### Text shown:
★ ★ ★

Using Lagrangian coherent structures to investigate upwelling and physical process in the Gladstone coastal region

Abstract

Coastal upwelling plays an important role in the exchange of nutrients and pollutants. Understanding of upwelling and its predictors allows for important management of nutrient-enriched coastal waters. This study presents an analysis of coastal upwelling with a focus on Gladstone, Queensland (Australia). Particularly, Lagrangian coherent structures (LCSs) are used to quantify the spatio-temporal variability of upwellings, and to reveal the relationships between the surface mixing and physical properties of water masses and oceanographic activity in the Gladstone region. Four different seasonal selections of water surface velocity data (for summer, autumn, winter and spring) are compared with wind, sea surface temperature (SST), sea surface salinity and density data to investigate the coastal upwelling area. The surface mixing is calculated based on the backward Finite-Time Lyapunov Exponent (FTLE) diagnostic approach of LCSs. The strong seasonality of upwelling largely follows seasonal patterns of winds. Results highlight how upwelling behaviour varied with the intensity of cyclones. The core conclusion is that upwelling dynamics, estimated using classic means such as SST, have a strong correlation with the FTLE metric of LCSs. The potential upwelling hotspot shows that on average, it has 17.3% of its area above the FTLE threshold, compared to a non-upwelling area which has a corresponding percentage of 0.64%. This relationship makes it possible to define different upwelling locations, and properties of upwellings (e.g., seasonal variability, cyclone effect) as a function of FTLE, a derivative of the surface velocity field. Therefore, LCSs can be used to predict surface mixing and upwelling behaviour in coastal water systems.

★ ★ ★

### Stored data:
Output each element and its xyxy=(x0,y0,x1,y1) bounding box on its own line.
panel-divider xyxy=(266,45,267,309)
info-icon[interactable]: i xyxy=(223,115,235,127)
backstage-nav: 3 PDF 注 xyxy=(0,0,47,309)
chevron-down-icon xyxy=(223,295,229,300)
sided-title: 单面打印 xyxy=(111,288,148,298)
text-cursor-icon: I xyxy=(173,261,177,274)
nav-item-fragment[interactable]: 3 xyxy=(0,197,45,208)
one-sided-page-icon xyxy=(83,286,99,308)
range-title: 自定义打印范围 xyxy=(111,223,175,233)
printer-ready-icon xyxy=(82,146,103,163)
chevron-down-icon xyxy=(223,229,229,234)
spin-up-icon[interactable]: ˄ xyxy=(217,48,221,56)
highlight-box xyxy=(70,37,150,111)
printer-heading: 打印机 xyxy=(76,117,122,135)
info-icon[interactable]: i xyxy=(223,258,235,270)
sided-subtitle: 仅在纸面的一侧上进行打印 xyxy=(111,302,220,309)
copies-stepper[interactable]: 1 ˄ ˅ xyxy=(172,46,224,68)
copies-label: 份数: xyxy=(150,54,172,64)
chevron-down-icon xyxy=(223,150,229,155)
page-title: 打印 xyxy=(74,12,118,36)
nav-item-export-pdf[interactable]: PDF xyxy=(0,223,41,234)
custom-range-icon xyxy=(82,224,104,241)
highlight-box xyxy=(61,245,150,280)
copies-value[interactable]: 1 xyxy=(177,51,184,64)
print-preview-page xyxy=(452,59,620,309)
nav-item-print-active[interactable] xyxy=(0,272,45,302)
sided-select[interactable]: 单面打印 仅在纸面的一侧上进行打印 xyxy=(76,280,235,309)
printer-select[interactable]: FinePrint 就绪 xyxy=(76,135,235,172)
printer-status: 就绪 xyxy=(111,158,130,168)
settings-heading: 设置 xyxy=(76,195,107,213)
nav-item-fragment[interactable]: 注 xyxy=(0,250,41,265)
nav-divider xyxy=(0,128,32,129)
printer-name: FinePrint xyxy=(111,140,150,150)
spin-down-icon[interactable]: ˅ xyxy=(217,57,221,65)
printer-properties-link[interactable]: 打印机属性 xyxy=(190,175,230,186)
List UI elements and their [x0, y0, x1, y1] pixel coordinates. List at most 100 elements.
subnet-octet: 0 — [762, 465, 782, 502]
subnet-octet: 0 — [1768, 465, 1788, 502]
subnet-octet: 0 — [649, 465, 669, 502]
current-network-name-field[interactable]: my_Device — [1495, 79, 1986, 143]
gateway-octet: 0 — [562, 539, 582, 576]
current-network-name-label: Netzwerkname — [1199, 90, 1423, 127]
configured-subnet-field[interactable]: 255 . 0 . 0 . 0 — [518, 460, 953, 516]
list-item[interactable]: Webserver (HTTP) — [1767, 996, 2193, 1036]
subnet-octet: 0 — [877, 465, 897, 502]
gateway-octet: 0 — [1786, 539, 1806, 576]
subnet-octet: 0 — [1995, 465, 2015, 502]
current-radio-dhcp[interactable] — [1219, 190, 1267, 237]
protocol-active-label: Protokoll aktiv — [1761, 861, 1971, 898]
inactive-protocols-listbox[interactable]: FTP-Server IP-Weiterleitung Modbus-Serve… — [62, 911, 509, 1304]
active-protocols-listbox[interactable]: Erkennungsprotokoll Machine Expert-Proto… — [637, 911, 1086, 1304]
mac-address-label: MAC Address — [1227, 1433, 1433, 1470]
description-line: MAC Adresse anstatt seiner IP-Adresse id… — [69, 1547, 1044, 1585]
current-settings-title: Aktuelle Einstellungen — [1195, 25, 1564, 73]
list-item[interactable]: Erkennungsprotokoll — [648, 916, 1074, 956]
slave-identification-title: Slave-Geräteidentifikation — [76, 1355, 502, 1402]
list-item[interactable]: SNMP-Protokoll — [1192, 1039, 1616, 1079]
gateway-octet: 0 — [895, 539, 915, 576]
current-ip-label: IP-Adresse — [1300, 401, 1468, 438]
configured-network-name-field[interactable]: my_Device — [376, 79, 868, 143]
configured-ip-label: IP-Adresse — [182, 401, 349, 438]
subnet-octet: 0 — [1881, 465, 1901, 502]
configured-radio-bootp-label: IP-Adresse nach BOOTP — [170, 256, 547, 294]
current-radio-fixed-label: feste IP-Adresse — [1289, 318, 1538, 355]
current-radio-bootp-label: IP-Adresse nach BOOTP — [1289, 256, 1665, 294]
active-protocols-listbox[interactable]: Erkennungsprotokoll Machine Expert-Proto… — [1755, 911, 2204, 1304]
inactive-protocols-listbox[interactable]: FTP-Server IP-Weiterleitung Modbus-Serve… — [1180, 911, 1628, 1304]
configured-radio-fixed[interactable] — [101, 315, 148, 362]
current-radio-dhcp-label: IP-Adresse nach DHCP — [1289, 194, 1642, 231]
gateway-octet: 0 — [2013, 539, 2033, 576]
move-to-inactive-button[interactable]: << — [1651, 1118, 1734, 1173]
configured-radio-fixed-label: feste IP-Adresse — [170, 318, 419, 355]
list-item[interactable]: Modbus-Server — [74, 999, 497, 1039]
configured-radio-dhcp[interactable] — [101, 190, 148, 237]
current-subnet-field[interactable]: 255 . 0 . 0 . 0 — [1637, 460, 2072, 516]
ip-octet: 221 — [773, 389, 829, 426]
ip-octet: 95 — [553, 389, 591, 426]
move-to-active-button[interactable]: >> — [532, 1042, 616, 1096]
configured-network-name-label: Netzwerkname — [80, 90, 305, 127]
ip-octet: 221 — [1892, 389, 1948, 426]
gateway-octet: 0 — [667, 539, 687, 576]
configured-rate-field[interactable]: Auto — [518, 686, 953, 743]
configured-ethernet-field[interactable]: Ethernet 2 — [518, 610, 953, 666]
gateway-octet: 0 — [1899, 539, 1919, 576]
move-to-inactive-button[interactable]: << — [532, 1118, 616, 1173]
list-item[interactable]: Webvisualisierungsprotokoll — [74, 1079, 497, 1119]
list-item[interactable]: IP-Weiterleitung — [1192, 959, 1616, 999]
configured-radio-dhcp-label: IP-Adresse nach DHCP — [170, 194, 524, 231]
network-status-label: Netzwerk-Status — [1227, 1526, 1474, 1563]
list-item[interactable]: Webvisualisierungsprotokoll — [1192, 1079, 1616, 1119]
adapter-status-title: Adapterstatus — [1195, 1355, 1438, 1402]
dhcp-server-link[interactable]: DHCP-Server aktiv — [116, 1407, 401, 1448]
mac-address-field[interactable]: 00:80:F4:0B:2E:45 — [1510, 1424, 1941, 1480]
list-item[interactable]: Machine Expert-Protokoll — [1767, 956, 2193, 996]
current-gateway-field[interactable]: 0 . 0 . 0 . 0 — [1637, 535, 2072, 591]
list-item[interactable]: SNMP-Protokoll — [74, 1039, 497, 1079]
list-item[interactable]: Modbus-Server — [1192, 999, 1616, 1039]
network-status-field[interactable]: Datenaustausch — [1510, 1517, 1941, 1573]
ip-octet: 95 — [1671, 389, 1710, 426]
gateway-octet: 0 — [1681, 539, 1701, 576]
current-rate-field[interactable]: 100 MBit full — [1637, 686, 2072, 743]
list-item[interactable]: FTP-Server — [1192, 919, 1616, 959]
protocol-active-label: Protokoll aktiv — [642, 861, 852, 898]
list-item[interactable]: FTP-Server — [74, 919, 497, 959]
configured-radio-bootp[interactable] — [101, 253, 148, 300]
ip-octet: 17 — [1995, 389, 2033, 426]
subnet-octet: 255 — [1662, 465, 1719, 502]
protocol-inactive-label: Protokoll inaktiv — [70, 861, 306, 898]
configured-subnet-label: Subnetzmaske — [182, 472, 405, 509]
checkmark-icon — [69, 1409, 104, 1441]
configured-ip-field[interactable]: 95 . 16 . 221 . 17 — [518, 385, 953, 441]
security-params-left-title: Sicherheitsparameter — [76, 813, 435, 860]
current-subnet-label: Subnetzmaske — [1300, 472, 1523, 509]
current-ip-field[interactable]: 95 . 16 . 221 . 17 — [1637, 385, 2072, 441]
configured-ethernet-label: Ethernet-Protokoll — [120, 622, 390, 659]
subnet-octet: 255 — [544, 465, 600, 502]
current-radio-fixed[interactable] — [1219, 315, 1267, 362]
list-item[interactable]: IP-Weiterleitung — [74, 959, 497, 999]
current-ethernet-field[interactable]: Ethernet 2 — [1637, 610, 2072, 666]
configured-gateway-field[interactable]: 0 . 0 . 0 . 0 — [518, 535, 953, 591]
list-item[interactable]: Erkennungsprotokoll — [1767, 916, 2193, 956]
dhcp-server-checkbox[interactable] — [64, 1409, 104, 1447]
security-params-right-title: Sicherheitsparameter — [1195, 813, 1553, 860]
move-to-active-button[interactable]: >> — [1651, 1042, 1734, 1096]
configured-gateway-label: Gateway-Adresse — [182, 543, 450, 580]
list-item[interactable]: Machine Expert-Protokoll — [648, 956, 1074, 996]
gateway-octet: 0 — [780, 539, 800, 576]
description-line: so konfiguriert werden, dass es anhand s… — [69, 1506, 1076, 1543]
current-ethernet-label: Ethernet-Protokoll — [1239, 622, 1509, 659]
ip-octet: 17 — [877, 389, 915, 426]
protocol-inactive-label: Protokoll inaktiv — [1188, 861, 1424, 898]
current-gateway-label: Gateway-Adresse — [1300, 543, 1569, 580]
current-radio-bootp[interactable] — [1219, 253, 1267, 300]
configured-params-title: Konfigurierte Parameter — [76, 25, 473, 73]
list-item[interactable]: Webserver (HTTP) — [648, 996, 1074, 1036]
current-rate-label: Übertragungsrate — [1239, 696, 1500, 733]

★ ★ ★

### Work item A:
In the abstract, what average share of the potential upwelling hotspot's area lies above the FTLE threshold?
### Work item B:
Please list every kind of data that the abstract says the seasonal water surface velocity data are compared with.

### Written response A:
17.3%

### Written response B:
Wind, sea surface temperature (SST), sea surface salinity, density